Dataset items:
::::::::
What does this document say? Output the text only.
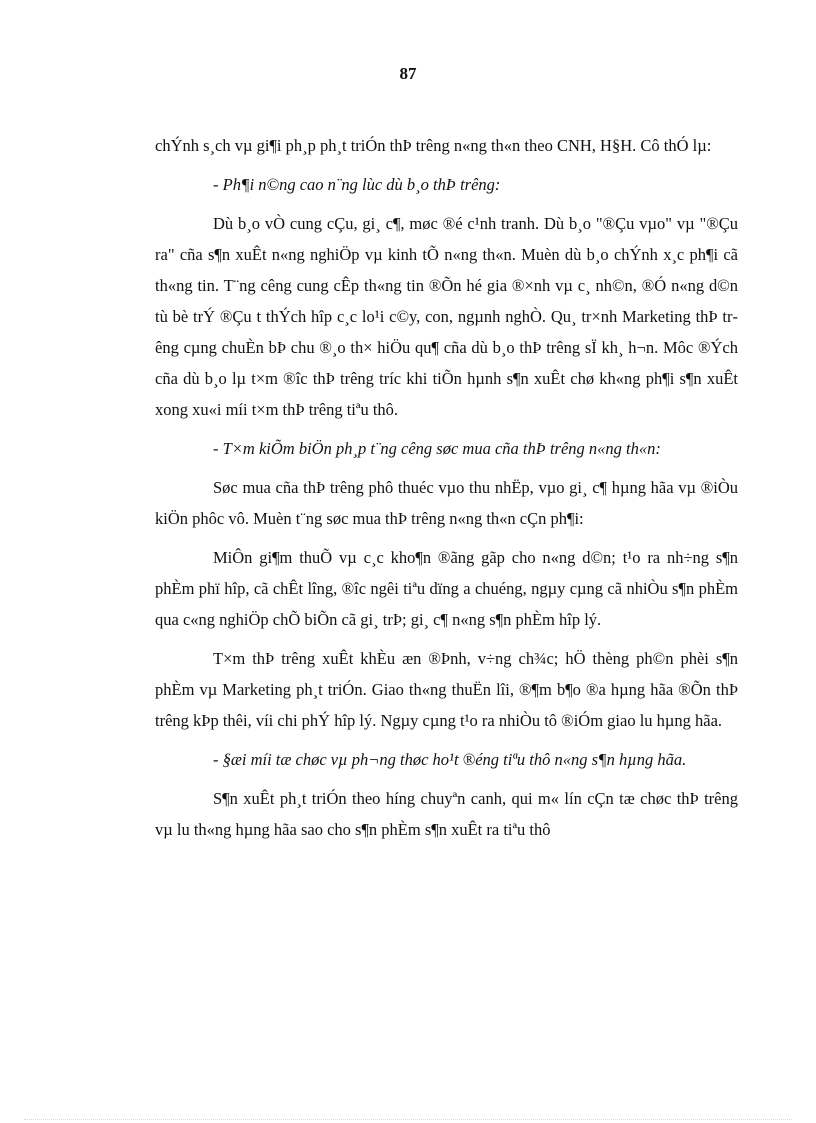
87

chÝnh s¸ch vµ gi¶i ph¸p ph¸t triÓn thÞ trêng n«ng th«n theo CNH, H§H. Cô thÓ lµ:

- Ph¶i n©ng cao n¨ng lùc dù b¸o thÞ trêng:

Dù b¸o vÒ cung cÇu, gi¸ c¶, møc ®é c¹nh tranh. Dù b¸o "®Çu vµo" vµ "®Çu ra" cña s¶n xuÊt n«ng nghiÖp vµ kinh tÕ n«ng th«n. Muèn dù b¸o chÝnh x¸c ph¶i cã th«ng tin. T¨ng cêng cung cÊp th«ng tin ®Õn hé gia ®×nh vµ c¸ nh©n, ®Ó n«ng d©n tù bè trÝ ®Çu t thÝch hîp c¸c lo¹i c©y, con, ngµnh nghÒ. Qu¸ tr×nh Marketing thÞ trêng cµng chuÈn bÞ chu ®¸o th× hiÖu qu¶ cña dù b¸o thÞ trêng sÏ kh¸ h¬n. Môc ®Ých cña dù b¸o lµ t×m ®îc thÞ trêng tríc khi tiÕn hµnh s¶n xuÊt chø kh«ng ph¶i s¶n xuÊt xong xu«i míi t×m thÞ trêng tiªu thô.

- T×m kiÕm biÖn ph¸p t¨ng cêng søc mua cña thÞ trêng n«ng th«n:

Søc mua cña thÞ trêng phô thuéc vµo thu nhËp, vµo gi¸ c¶ hµng hãa vµ ®iÒu kiÖn phôc vô. Muèn t¨ng søc mua thÞ trêng n«ng th«n cÇn ph¶i:

MiÔn gi¶m thuÕ vµ c¸c kho¶n ®ãng gãp cho n«ng d©n; t¹o ra nh÷ng s¶n phÈm phï hîp, cã chÊt lîng, ®îc ngêi tiªu dïng a chuéng, ngµy cµng cã nhiÒu s¶n phÈm qua c«ng nghiÖp chÕ biÕn cã gi¸ trÞ; gi¸ c¶ n«ng s¶n phÈm hîp lý.

T×m thÞ trêng xuÊt khÈu æn ®Þnh, v÷ng ch¾c; hÖ thèng ph©n phèi s¶n phÈm vµ Marketing ph¸t triÓn. Giao th«ng thuËn lîi, ®¶m b¶o ®a hµng hãa ®Õn thÞ trêng kÞp thêi, víi chi phÝ hîp lý. Ngµy cµng t¹o ra nhiÒu tô ®iÓm giao lu hµng hãa.

- §æi míi tæ chøc vµ ph¬ng thøc ho¹t ®éng tiªu thô n«ng s¶n hµng hãa.

S¶n xuÊt ph¸t triÓn theo híng chuyªn canh, qui m« lín cÇn tæ chøc thÞ trêng vµ lu th«ng hµng hãa sao cho s¶n phÈm s¶n xuÊt ra tiªu thô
::::::::
## DIRECTIONS:
Extract each line holding the word "nhiÒu" from the records.

## FULL SOLUTION:
MiÔn gi¶m thuÕ vµ c¸c kho¶n ®ãng gãp cho n«ng d©n; t¹o ra nh÷ng s¶n phÈm phï hîp, cã chÊt lîng, ®îc ngêi tiªu dïng a chuéng, ngµy cµng cã nhiÒu s¶n phÈm qua c«ng nghiÖp chÕ biÕn cã gi¸ trÞ; gi¸ c¶ n«ng s¶n phÈm hîp lý.
T×m thÞ trêng xuÊt khÈu æn ®Þnh, v÷ng ch¾c; hÖ thèng ph©n phèi s¶n phÈm vµ Marketing ph¸t triÓn. Giao th«ng thuËn lîi, ®¶m b¶o ®a hµng hãa ®Õn thÞ trêng kÞp thêi, víi chi phÝ hîp lý. Ngµy cµng t¹o ra nhiÒu tô ®iÓm giao lu hµng hãa.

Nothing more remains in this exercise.